▼
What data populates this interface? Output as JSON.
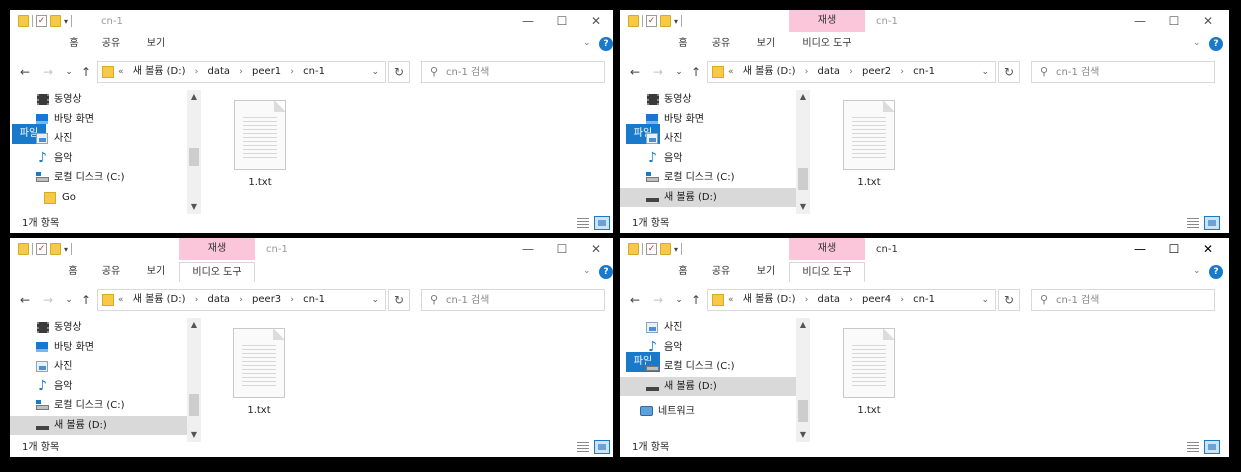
{
  "quick_access": {
    "dropdown": "▾",
    "check": "✓"
  },
  "controls": {
    "minimize": "—",
    "maximize": "☐",
    "close": "✕"
  },
  "ribbon": {
    "file": "파일",
    "home": "홈",
    "share": "공유",
    "view": "보기",
    "video_tools": "비디오 도구",
    "play_tab": "재생",
    "help": "?",
    "chevron": "⌄"
  },
  "nav": {
    "back": "←",
    "forward": "→",
    "recent": "⌄",
    "up": "↑",
    "refresh": "↻",
    "search_icon": "⚲"
  },
  "windows": [
    {
      "title": "cn-1",
      "breadcrumb": [
        "«",
        "새 볼륨 (D:)",
        "›",
        "data",
        "›",
        "peer1",
        "›",
        "cn-1"
      ],
      "search_placeholder": "cn-1 검색",
      "tree": [
        "동영상",
        "바탕 화면",
        "사진",
        "음악",
        "로컬 디스크 (C:)",
        "Go"
      ],
      "file_name": "1.txt",
      "status": "1개 항목"
    },
    {
      "title": "cn-1",
      "breadcrumb": [
        "«",
        "새 볼륨 (D:)",
        "›",
        "data",
        "›",
        "peer2",
        "›",
        "cn-1"
      ],
      "search_placeholder": "cn-1 검색",
      "tree": [
        "동영상",
        "바탕 화면",
        "사진",
        "음악",
        "로컬 디스크 (C:)",
        "새 볼륨 (D:)"
      ],
      "file_name": "1.txt",
      "status": "1개 항목"
    },
    {
      "title": "cn-1",
      "breadcrumb": [
        "«",
        "새 볼륨 (D:)",
        "›",
        "data",
        "›",
        "peer3",
        "›",
        "cn-1"
      ],
      "search_placeholder": "cn-1 검색",
      "tree": [
        "동영상",
        "바탕 화면",
        "사진",
        "음악",
        "로컬 디스크 (C:)",
        "새 볼륨 (D:)"
      ],
      "file_name": "1.txt",
      "status": "1개 항목"
    },
    {
      "title": "cn-1",
      "breadcrumb": [
        "«",
        "새 볼륨 (D:)",
        "›",
        "data",
        "›",
        "peer4",
        "›",
        "cn-1"
      ],
      "search_placeholder": "cn-1 검색",
      "tree": [
        "사진",
        "음악",
        "로컬 디스크 (C:)",
        "새 볼륨 (D:)",
        "네트워크"
      ],
      "file_name": "1.txt",
      "status": "1개 항목"
    }
  ]
}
▲
Return each line exactly as written. Any picture gets left out.

Result for this task ::
What data populates this interface? Output as JSON.
{
  "quick_access": {
    "dropdown": "▾",
    "check": "✓"
  },
  "controls": {
    "minimize": "—",
    "maximize": "☐",
    "close": "✕"
  },
  "ribbon": {
    "file": "파일",
    "home": "홈",
    "share": "공유",
    "view": "보기",
    "video_tools": "비디오 도구",
    "play_tab": "재생",
    "help": "?",
    "chevron": "⌄"
  },
  "nav": {
    "back": "←",
    "forward": "→",
    "recent": "⌄",
    "up": "↑",
    "refresh": "↻",
    "search_icon": "⚲"
  },
  "windows": [
    {
      "title": "cn-1",
      "breadcrumb": [
        "«",
        "새 볼륨 (D:)",
        "›",
        "data",
        "›",
        "peer1",
        "›",
        "cn-1"
      ],
      "search_placeholder": "cn-1 검색",
      "tree": [
        "동영상",
        "바탕 화면",
        "사진",
        "음악",
        "로컬 디스크 (C:)",
        "Go"
      ],
      "file_name": "1.txt",
      "status": "1개 항목"
    },
    {
      "title": "cn-1",
      "breadcrumb": [
        "«",
        "새 볼륨 (D:)",
        "›",
        "data",
        "›",
        "peer2",
        "›",
        "cn-1"
      ],
      "search_placeholder": "cn-1 검색",
      "tree": [
        "동영상",
        "바탕 화면",
        "사진",
        "음악",
        "로컬 디스크 (C:)",
        "새 볼륨 (D:)"
      ],
      "file_name": "1.txt",
      "status": "1개 항목"
    },
    {
      "title": "cn-1",
      "breadcrumb": [
        "«",
        "새 볼륨 (D:)",
        "›",
        "data",
        "›",
        "peer3",
        "›",
        "cn-1"
      ],
      "search_placeholder": "cn-1 검색",
      "tree": [
        "동영상",
        "바탕 화면",
        "사진",
        "음악",
        "로컬 디스크 (C:)",
        "새 볼륨 (D:)"
      ],
      "file_name": "1.txt",
      "status": "1개 항목"
    },
    {
      "title": "cn-1",
      "breadcrumb": [
        "«",
        "새 볼륨 (D:)",
        "›",
        "data",
        "›",
        "peer4",
        "›",
        "cn-1"
      ],
      "search_placeholder": "cn-1 검색",
      "tree": [
        "사진",
        "음악",
        "로컬 디스크 (C:)",
        "새 볼륨 (D:)",
        "네트워크"
      ],
      "file_name": "1.txt",
      "status": "1개 항목"
    }
  ]
}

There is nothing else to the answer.